### Provided records:
● ● ● ●

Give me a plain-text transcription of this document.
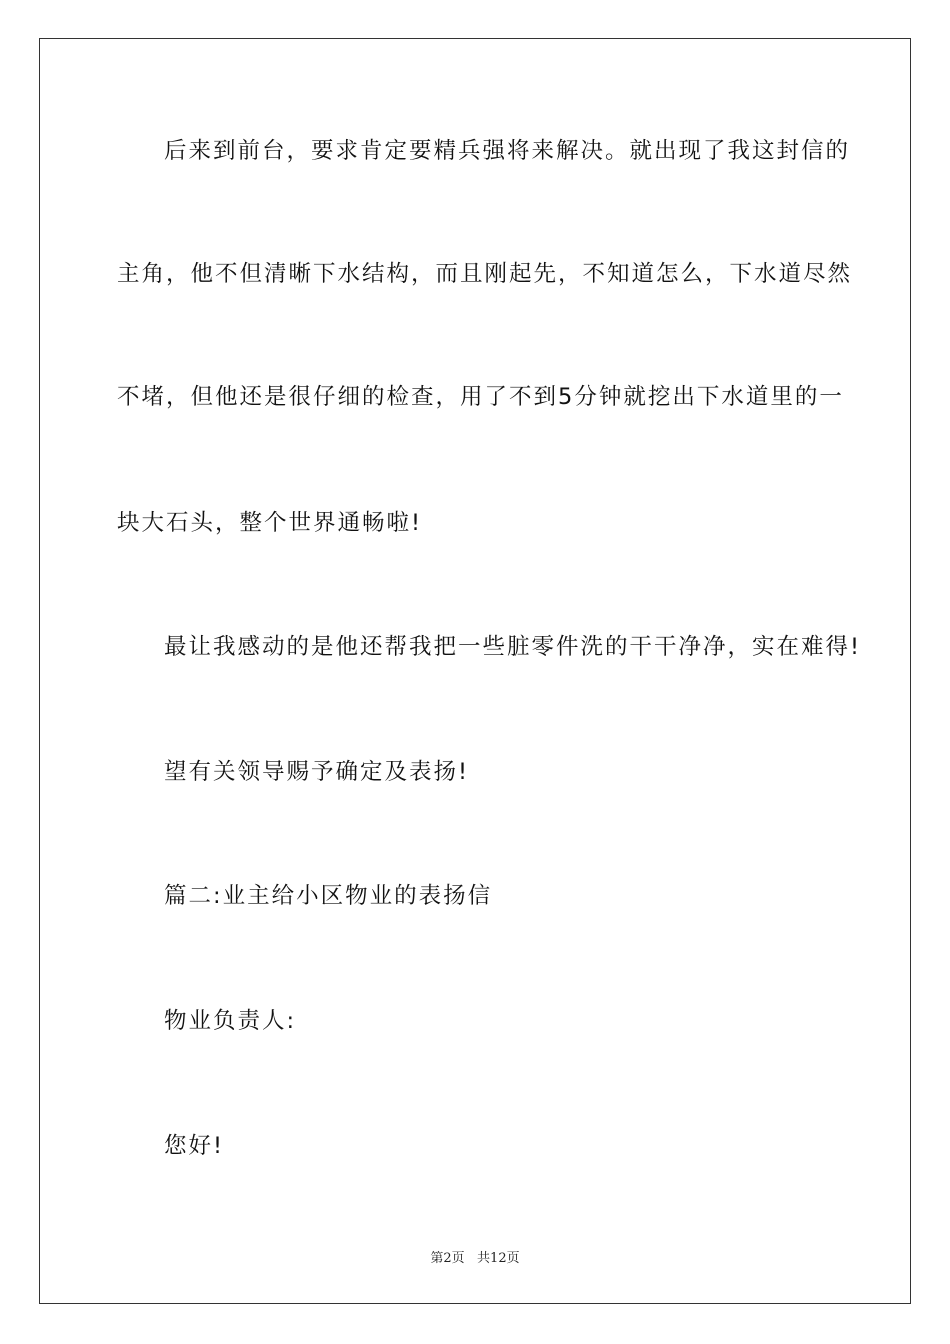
后来到前台，要求肯定要精兵强将来解决。就出现了我这封信的
主角，他不但清晰下水结构，而且刚起先，不知道怎么，下水道尽然
不堵，但他还是很仔细的检查，用了不到5分钟就挖出下水道里的一
块大石头，整个世界通畅啦!
最让我感动的是他还帮我把一些脏零件洗的干干净净，实在难得!
望有关领导赐予确定及表扬!
篇二:业主给小区物业的表扬信
物业负责人:
您好!
第2页   共12页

● ● ● ●

### Exercise:
Transcribe every entry word for word, but omit the pictures.

### Problem solution:
Give me a plain-text transcription of this document.
后来到前台，要求肯定要精兵强将来解决。就出现了我这封信的
主角，他不但清晰下水结构，而且刚起先，不知道怎么，下水道尽然
不堵，但他还是很仔细的检查，用了不到5分钟就挖出下水道里的一
块大石头，整个世界通畅啦!
最让我感动的是他还帮我把一些脏零件洗的干干净净，实在难得!
望有关领导赐予确定及表扬!
篇二:业主给小区物业的表扬信
物业负责人:
您好!
第2页   共12页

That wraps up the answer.